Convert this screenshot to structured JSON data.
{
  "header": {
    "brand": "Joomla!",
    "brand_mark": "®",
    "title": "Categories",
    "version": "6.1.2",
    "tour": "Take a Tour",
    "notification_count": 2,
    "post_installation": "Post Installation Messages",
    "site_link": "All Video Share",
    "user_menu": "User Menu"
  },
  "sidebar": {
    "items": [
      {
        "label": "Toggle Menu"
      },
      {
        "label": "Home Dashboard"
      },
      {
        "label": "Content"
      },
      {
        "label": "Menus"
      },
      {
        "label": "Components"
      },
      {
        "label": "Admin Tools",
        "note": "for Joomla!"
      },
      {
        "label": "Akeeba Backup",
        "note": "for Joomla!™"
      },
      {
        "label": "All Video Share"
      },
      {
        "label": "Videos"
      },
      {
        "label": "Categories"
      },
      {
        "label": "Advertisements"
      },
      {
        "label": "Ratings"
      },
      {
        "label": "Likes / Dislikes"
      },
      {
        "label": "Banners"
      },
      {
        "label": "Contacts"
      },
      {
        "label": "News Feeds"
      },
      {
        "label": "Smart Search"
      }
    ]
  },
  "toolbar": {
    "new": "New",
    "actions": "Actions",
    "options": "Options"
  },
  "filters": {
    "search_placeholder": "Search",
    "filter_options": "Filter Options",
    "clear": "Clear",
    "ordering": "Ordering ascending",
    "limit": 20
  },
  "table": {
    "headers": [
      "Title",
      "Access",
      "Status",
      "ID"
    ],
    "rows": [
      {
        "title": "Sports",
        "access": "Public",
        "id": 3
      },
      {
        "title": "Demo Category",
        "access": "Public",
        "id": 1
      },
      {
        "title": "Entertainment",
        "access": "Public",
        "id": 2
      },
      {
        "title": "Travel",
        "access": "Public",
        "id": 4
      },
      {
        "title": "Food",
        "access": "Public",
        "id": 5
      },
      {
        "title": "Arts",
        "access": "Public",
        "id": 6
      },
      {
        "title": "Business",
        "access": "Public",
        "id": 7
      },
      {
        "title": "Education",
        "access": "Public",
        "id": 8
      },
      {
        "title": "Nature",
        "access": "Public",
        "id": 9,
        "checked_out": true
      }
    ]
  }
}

◆ **Task to carry out**: Gather and copy every line of the data in which the string "Share" is found.

◆ **The solution**:
    "site_link": "All Video Share",
        "label": "All Video Share"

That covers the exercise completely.